> **Problem description**:
Answer with the number of lines in the listing below that contain the word "estrategias", and nothing else.

> **Records for the task**:

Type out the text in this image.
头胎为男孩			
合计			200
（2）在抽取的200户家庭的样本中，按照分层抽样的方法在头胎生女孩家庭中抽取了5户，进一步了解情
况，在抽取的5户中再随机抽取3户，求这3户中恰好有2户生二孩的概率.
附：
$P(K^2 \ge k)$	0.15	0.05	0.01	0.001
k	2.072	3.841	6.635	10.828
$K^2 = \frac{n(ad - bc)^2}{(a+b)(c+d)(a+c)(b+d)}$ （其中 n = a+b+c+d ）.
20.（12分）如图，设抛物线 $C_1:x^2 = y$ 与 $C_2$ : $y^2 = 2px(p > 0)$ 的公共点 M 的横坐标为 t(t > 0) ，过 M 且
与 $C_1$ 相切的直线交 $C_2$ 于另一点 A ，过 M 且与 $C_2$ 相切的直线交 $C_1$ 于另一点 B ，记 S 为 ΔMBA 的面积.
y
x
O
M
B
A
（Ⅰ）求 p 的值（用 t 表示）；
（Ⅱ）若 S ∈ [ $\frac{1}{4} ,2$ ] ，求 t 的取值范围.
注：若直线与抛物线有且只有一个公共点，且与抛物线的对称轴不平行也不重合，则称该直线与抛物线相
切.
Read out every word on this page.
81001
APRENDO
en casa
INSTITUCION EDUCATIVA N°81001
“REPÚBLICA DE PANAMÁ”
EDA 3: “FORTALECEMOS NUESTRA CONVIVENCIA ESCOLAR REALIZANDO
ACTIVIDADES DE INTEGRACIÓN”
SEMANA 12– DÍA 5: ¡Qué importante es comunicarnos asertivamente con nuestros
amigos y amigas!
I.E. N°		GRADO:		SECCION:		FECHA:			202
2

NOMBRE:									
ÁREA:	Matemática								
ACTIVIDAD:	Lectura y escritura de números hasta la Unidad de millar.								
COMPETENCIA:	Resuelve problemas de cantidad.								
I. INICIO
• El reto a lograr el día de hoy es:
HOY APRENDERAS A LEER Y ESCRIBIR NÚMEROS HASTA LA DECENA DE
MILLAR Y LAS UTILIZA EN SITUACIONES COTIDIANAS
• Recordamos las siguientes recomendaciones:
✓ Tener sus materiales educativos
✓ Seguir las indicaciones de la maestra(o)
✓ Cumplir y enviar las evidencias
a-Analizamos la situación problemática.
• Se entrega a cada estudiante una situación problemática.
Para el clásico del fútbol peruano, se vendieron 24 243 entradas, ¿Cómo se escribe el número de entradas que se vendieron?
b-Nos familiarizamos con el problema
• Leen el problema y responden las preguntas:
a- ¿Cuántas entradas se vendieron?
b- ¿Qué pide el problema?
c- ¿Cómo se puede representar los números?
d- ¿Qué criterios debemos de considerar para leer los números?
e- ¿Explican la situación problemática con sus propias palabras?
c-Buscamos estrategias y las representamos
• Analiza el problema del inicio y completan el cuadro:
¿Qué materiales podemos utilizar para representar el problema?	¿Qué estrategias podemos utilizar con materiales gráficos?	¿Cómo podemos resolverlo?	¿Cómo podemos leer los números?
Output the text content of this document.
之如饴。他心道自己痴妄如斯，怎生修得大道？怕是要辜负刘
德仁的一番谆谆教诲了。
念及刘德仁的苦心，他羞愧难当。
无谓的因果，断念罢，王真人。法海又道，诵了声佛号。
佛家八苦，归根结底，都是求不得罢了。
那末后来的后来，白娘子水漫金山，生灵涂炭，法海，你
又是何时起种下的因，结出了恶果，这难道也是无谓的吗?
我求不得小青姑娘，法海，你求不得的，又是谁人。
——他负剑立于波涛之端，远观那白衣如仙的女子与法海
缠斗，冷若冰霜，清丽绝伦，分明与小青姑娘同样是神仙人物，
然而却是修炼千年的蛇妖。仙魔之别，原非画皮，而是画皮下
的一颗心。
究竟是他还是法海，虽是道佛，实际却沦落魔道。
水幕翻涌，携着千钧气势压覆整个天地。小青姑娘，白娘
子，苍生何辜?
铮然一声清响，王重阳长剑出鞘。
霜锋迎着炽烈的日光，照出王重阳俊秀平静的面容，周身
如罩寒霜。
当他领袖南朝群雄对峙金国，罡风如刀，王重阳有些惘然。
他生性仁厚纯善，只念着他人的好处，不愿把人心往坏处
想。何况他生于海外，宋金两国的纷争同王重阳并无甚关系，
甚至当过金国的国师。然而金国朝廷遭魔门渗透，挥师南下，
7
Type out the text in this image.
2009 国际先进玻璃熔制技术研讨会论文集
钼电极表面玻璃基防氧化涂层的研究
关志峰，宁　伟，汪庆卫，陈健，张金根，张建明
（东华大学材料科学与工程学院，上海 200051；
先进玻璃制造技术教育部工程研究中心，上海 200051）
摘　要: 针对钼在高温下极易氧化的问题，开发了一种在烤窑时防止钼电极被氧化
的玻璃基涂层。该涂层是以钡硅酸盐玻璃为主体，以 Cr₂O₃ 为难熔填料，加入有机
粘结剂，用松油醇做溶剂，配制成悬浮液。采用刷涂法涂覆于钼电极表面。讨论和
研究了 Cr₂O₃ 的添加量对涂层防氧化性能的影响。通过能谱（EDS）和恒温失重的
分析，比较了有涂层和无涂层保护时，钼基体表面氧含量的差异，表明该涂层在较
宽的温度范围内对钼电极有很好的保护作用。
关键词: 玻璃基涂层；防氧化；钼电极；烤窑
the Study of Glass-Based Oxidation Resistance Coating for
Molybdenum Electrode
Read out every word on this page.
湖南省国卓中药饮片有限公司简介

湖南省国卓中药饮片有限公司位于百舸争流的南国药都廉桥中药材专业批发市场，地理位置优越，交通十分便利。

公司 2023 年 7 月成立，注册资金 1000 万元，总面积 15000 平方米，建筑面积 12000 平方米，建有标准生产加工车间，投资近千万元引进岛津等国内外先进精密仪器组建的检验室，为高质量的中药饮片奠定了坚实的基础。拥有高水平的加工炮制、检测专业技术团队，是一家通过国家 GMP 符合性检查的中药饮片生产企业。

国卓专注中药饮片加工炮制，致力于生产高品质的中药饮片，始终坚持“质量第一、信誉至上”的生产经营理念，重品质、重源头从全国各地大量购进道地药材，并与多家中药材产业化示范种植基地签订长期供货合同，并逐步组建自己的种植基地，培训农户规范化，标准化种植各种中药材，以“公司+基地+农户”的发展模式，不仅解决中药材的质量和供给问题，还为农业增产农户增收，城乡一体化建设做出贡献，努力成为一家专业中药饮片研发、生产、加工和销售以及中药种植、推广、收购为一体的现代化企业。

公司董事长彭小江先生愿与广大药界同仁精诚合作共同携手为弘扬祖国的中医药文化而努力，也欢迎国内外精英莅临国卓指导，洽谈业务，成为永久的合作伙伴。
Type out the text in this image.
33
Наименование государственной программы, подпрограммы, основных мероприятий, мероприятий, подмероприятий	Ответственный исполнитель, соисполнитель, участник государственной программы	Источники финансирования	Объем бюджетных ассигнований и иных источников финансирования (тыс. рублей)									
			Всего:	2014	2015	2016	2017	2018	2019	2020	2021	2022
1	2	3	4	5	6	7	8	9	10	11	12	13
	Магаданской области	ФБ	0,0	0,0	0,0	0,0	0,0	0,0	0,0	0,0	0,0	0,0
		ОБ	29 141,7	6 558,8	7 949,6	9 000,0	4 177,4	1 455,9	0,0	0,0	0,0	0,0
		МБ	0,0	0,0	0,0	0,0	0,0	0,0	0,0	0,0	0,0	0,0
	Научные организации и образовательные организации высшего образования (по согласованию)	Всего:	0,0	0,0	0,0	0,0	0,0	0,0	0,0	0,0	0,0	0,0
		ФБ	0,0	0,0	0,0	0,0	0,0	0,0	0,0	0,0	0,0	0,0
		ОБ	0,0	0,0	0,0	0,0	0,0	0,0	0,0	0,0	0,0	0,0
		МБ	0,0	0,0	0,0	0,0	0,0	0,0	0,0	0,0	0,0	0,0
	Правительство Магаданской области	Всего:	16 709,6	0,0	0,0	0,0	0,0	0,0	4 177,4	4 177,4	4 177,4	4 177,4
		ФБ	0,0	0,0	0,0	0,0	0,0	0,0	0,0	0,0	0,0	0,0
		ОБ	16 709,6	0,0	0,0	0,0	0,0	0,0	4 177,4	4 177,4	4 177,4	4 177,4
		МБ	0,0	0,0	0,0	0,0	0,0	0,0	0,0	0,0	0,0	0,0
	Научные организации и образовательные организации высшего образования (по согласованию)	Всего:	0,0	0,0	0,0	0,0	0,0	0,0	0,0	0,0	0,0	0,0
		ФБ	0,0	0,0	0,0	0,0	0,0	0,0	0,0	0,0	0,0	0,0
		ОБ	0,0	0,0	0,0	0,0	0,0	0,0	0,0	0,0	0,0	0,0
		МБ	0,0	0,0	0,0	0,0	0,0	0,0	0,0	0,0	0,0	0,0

> **Full response**:
2